### Requirement
Return the listing below exactly, with the pictures dropped.

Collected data
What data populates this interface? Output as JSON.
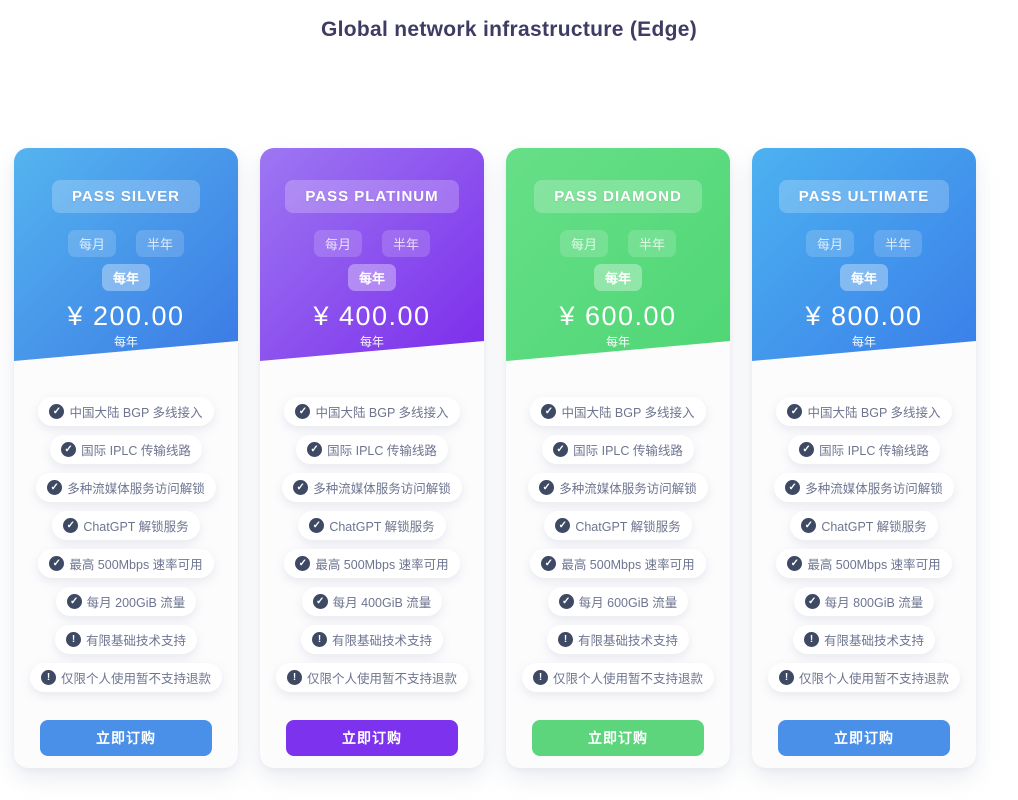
{
  "page": {
    "title": "Global network infrastructure (Edge)"
  },
  "billing_tabs": {
    "monthly": "每月",
    "half_year": "半年",
    "yearly": "每年"
  },
  "labels": {
    "order_button": "立即订购"
  },
  "plans": [
    {
      "name": "PASS SILVER",
      "price_display": "¥ 200.00",
      "cycle": "每年",
      "gradient_from": "#55b4ef",
      "gradient_to": "#3b7ae5",
      "button_color": "#4a90e8",
      "features": [
        {
          "icon": "check",
          "text": "中国大陆 BGP 多线接入"
        },
        {
          "icon": "check",
          "text": "国际 IPLC 传输线路"
        },
        {
          "icon": "check",
          "text": "多种流媒体服务访问解锁"
        },
        {
          "icon": "check",
          "text": "ChatGPT 解锁服务"
        },
        {
          "icon": "check",
          "text": "最高 500Mbps 速率可用"
        },
        {
          "icon": "check",
          "text": "每月 200GiB 流量"
        },
        {
          "icon": "exclamation",
          "text": "有限基础技术支持"
        },
        {
          "icon": "exclamation",
          "text": "仅限个人使用暂不支持退款"
        }
      ]
    },
    {
      "name": "PASS PLATINUM",
      "price_display": "¥ 400.00",
      "cycle": "每年",
      "gradient_from": "#9d77f2",
      "gradient_to": "#7c2deb",
      "button_color": "#7d33ee",
      "features": [
        {
          "icon": "check",
          "text": "中国大陆 BGP 多线接入"
        },
        {
          "icon": "check",
          "text": "国际 IPLC 传输线路"
        },
        {
          "icon": "check",
          "text": "多种流媒体服务访问解锁"
        },
        {
          "icon": "check",
          "text": "ChatGPT 解锁服务"
        },
        {
          "icon": "check",
          "text": "最高 500Mbps 速率可用"
        },
        {
          "icon": "check",
          "text": "每月 400GiB 流量"
        },
        {
          "icon": "exclamation",
          "text": "有限基础技术支持"
        },
        {
          "icon": "exclamation",
          "text": "仅限个人使用暂不支持退款"
        }
      ]
    },
    {
      "name": "PASS DIAMOND",
      "price_display": "¥ 600.00",
      "cycle": "每年",
      "gradient_from": "#67df88",
      "gradient_to": "#4fd675",
      "button_color": "#5cd57d",
      "features": [
        {
          "icon": "check",
          "text": "中国大陆 BGP 多线接入"
        },
        {
          "icon": "check",
          "text": "国际 IPLC 传输线路"
        },
        {
          "icon": "check",
          "text": "多种流媒体服务访问解锁"
        },
        {
          "icon": "check",
          "text": "ChatGPT 解锁服务"
        },
        {
          "icon": "check",
          "text": "最高 500Mbps 速率可用"
        },
        {
          "icon": "check",
          "text": "每月 600GiB 流量"
        },
        {
          "icon": "exclamation",
          "text": "有限基础技术支持"
        },
        {
          "icon": "exclamation",
          "text": "仅限个人使用暂不支持退款"
        }
      ]
    },
    {
      "name": "PASS ULTIMATE",
      "price_display": "¥ 800.00",
      "cycle": "每年",
      "gradient_from": "#4cb2f0",
      "gradient_to": "#3a7ee9",
      "button_color": "#4a90e8",
      "features": [
        {
          "icon": "check",
          "text": "中国大陆 BGP 多线接入"
        },
        {
          "icon": "check",
          "text": "国际 IPLC 传输线路"
        },
        {
          "icon": "check",
          "text": "多种流媒体服务访问解锁"
        },
        {
          "icon": "check",
          "text": "ChatGPT 解锁服务"
        },
        {
          "icon": "check",
          "text": "最高 500Mbps 速率可用"
        },
        {
          "icon": "check",
          "text": "每月 800GiB 流量"
        },
        {
          "icon": "exclamation",
          "text": "有限基础技术支持"
        },
        {
          "icon": "exclamation",
          "text": "仅限个人使用暂不支持退款"
        }
      ]
    }
  ]
}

### The answer
What data populates this interface? Output as JSON.
{
  "page": {
    "title": "Global network infrastructure (Edge)"
  },
  "billing_tabs": {
    "monthly": "每月",
    "half_year": "半年",
    "yearly": "每年"
  },
  "labels": {
    "order_button": "立即订购"
  },
  "plans": [
    {
      "name": "PASS SILVER",
      "price_display": "¥ 200.00",
      "cycle": "每年",
      "gradient_from": "#55b4ef",
      "gradient_to": "#3b7ae5",
      "button_color": "#4a90e8",
      "features": [
        {
          "icon": "check",
          "text": "中国大陆 BGP 多线接入"
        },
        {
          "icon": "check",
          "text": "国际 IPLC 传输线路"
        },
        {
          "icon": "check",
          "text": "多种流媒体服务访问解锁"
        },
        {
          "icon": "check",
          "text": "ChatGPT 解锁服务"
        },
        {
          "icon": "check",
          "text": "最高 500Mbps 速率可用"
        },
        {
          "icon": "check",
          "text": "每月 200GiB 流量"
        },
        {
          "icon": "exclamation",
          "text": "有限基础技术支持"
        },
        {
          "icon": "exclamation",
          "text": "仅限个人使用暂不支持退款"
        }
      ]
    },
    {
      "name": "PASS PLATINUM",
      "price_display": "¥ 400.00",
      "cycle": "每年",
      "gradient_from": "#9d77f2",
      "gradient_to": "#7c2deb",
      "button_color": "#7d33ee",
      "features": [
        {
          "icon": "check",
          "text": "中国大陆 BGP 多线接入"
        },
        {
          "icon": "check",
          "text": "国际 IPLC 传输线路"
        },
        {
          "icon": "check",
          "text": "多种流媒体服务访问解锁"
        },
        {
          "icon": "check",
          "text": "ChatGPT 解锁服务"
        },
        {
          "icon": "check",
          "text": "最高 500Mbps 速率可用"
        },
        {
          "icon": "check",
          "text": "每月 400GiB 流量"
        },
        {
          "icon": "exclamation",
          "text": "有限基础技术支持"
        },
        {
          "icon": "exclamation",
          "text": "仅限个人使用暂不支持退款"
        }
      ]
    },
    {
      "name": "PASS DIAMOND",
      "price_display": "¥ 600.00",
      "cycle": "每年",
      "gradient_from": "#67df88",
      "gradient_to": "#4fd675",
      "button_color": "#5cd57d",
      "features": [
        {
          "icon": "check",
          "text": "中国大陆 BGP 多线接入"
        },
        {
          "icon": "check",
          "text": "国际 IPLC 传输线路"
        },
        {
          "icon": "check",
          "text": "多种流媒体服务访问解锁"
        },
        {
          "icon": "check",
          "text": "ChatGPT 解锁服务"
        },
        {
          "icon": "check",
          "text": "最高 500Mbps 速率可用"
        },
        {
          "icon": "check",
          "text": "每月 600GiB 流量"
        },
        {
          "icon": "exclamation",
          "text": "有限基础技术支持"
        },
        {
          "icon": "exclamation",
          "text": "仅限个人使用暂不支持退款"
        }
      ]
    },
    {
      "name": "PASS ULTIMATE",
      "price_display": "¥ 800.00",
      "cycle": "每年",
      "gradient_from": "#4cb2f0",
      "gradient_to": "#3a7ee9",
      "button_color": "#4a90e8",
      "features": [
        {
          "icon": "check",
          "text": "中国大陆 BGP 多线接入"
        },
        {
          "icon": "check",
          "text": "国际 IPLC 传输线路"
        },
        {
          "icon": "check",
          "text": "多种流媒体服务访问解锁"
        },
        {
          "icon": "check",
          "text": "ChatGPT 解锁服务"
        },
        {
          "icon": "check",
          "text": "最高 500Mbps 速率可用"
        },
        {
          "icon": "check",
          "text": "每月 800GiB 流量"
        },
        {
          "icon": "exclamation",
          "text": "有限基础技术支持"
        },
        {
          "icon": "exclamation",
          "text": "仅限个人使用暂不支持退款"
        }
      ]
    }
  ]
}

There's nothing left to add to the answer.